* Begin *
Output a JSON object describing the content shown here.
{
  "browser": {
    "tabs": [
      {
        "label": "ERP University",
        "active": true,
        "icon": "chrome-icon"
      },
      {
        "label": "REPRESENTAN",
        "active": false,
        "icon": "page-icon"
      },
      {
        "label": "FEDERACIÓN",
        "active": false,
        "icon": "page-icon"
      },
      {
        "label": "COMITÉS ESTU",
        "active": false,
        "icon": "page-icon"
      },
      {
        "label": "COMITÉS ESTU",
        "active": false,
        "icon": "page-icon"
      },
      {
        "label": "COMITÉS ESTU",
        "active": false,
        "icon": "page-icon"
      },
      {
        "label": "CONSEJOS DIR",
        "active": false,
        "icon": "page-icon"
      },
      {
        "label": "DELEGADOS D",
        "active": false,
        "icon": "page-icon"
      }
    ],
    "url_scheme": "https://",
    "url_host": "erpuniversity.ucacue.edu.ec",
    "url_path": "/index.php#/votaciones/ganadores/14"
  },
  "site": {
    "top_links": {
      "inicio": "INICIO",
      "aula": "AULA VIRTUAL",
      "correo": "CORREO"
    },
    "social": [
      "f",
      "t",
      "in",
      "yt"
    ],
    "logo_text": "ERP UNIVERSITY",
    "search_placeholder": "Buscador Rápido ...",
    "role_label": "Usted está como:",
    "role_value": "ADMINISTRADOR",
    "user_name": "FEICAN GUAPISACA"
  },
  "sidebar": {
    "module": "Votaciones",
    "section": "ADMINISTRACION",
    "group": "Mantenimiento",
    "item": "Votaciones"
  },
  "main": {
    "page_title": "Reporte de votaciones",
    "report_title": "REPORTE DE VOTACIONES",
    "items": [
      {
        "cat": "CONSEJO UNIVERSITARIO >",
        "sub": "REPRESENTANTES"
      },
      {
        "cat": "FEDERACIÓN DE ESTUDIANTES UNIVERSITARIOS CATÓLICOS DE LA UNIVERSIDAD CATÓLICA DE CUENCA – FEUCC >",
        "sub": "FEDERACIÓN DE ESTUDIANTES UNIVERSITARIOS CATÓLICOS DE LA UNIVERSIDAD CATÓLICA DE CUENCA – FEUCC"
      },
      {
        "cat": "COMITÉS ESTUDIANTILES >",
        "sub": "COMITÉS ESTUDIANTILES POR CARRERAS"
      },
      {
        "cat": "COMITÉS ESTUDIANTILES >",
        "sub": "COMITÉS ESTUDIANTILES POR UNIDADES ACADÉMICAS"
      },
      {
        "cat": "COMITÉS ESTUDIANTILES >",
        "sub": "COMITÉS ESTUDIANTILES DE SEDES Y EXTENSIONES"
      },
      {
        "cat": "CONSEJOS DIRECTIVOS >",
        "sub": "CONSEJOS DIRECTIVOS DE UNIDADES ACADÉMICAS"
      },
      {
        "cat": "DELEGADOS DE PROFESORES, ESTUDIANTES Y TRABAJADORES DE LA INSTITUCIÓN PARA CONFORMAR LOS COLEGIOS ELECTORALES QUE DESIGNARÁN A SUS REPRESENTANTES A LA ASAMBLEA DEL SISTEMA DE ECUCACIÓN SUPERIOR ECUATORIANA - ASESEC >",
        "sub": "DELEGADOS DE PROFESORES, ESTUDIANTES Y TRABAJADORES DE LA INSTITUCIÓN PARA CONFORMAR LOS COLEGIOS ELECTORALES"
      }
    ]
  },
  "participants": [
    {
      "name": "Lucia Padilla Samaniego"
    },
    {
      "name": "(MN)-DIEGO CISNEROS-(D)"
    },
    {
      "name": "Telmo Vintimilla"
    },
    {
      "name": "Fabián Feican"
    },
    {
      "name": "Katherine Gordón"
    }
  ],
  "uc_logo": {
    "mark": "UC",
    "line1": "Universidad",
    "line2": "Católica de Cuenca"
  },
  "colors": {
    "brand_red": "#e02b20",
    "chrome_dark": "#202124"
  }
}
* End *
▸ **Exercise details**:
Set down the listing above in full, please, exactly as it appears.

▸ **Solution below**:
Output a JSON object describing the content shown here.
{
  "browser": {
    "tabs": [
      {
        "label": "ERP University",
        "active": true,
        "icon": "chrome-icon"
      },
      {
        "label": "REPRESENTAN",
        "active": false,
        "icon": "page-icon"
      },
      {
        "label": "FEDERACIÓN",
        "active": false,
        "icon": "page-icon"
      },
      {
        "label": "COMITÉS ESTU",
        "active": false,
        "icon": "page-icon"
      },
      {
        "label": "COMITÉS ESTU",
        "active": false,
        "icon": "page-icon"
      },
      {
        "label": "COMITÉS ESTU",
        "active": false,
        "icon": "page-icon"
      },
      {
        "label": "CONSEJOS DIR",
        "active": false,
        "icon": "page-icon"
      },
      {
        "label": "DELEGADOS D",
        "active": false,
        "icon": "page-icon"
      }
    ],
    "url_scheme": "https://",
    "url_host": "erpuniversity.ucacue.edu.ec",
    "url_path": "/index.php#/votaciones/ganadores/14"
  },
  "site": {
    "top_links": {
      "inicio": "INICIO",
      "aula": "AULA VIRTUAL",
      "correo": "CORREO"
    },
    "social": [
      "f",
      "t",
      "in",
      "yt"
    ],
    "logo_text": "ERP UNIVERSITY",
    "search_placeholder": "Buscador Rápido ...",
    "role_label": "Usted está como:",
    "role_value": "ADMINISTRADOR",
    "user_name": "FEICAN GUAPISACA"
  },
  "sidebar": {
    "module": "Votaciones",
    "section": "ADMINISTRACION",
    "group": "Mantenimiento",
    "item": "Votaciones"
  },
  "main": {
    "page_title": "Reporte de votaciones",
    "report_title": "REPORTE DE VOTACIONES",
    "items": [
      {
        "cat": "CONSEJO UNIVERSITARIO >",
        "sub": "REPRESENTANTES"
      },
      {
        "cat": "FEDERACIÓN DE ESTUDIANTES UNIVERSITARIOS CATÓLICOS DE LA UNIVERSIDAD CATÓLICA DE CUENCA – FEUCC >",
        "sub": "FEDERACIÓN DE ESTUDIANTES UNIVERSITARIOS CATÓLICOS DE LA UNIVERSIDAD CATÓLICA DE CUENCA – FEUCC"
      },
      {
        "cat": "COMITÉS ESTUDIANTILES >",
        "sub": "COMITÉS ESTUDIANTILES POR CARRERAS"
      },
      {
        "cat": "COMITÉS ESTUDIANTILES >",
        "sub": "COMITÉS ESTUDIANTILES POR UNIDADES ACADÉMICAS"
      },
      {
        "cat": "COMITÉS ESTUDIANTILES >",
        "sub": "COMITÉS ESTUDIANTILES DE SEDES Y EXTENSIONES"
      },
      {
        "cat": "CONSEJOS DIRECTIVOS >",
        "sub": "CONSEJOS DIRECTIVOS DE UNIDADES ACADÉMICAS"
      },
      {
        "cat": "DELEGADOS DE PROFESORES, ESTUDIANTES Y TRABAJADORES DE LA INSTITUCIÓN PARA CONFORMAR LOS COLEGIOS ELECTORALES QUE DESIGNARÁN A SUS REPRESENTANTES A LA ASAMBLEA DEL SISTEMA DE ECUCACIÓN SUPERIOR ECUATORIANA - ASESEC >",
        "sub": "DELEGADOS DE PROFESORES, ESTUDIANTES Y TRABAJADORES DE LA INSTITUCIÓN PARA CONFORMAR LOS COLEGIOS ELECTORALES"
      }
    ]
  },
  "participants": [
    {
      "name": "Lucia Padilla Samaniego"
    },
    {
      "name": "(MN)-DIEGO CISNEROS-(D)"
    },
    {
      "name": "Telmo Vintimilla"
    },
    {
      "name": "Fabián Feican"
    },
    {
      "name": "Katherine Gordón"
    }
  ],
  "uc_logo": {
    "mark": "UC",
    "line1": "Universidad",
    "line2": "Católica de Cuenca"
  },
  "colors": {
    "brand_red": "#e02b20",
    "chrome_dark": "#202124"
  }
}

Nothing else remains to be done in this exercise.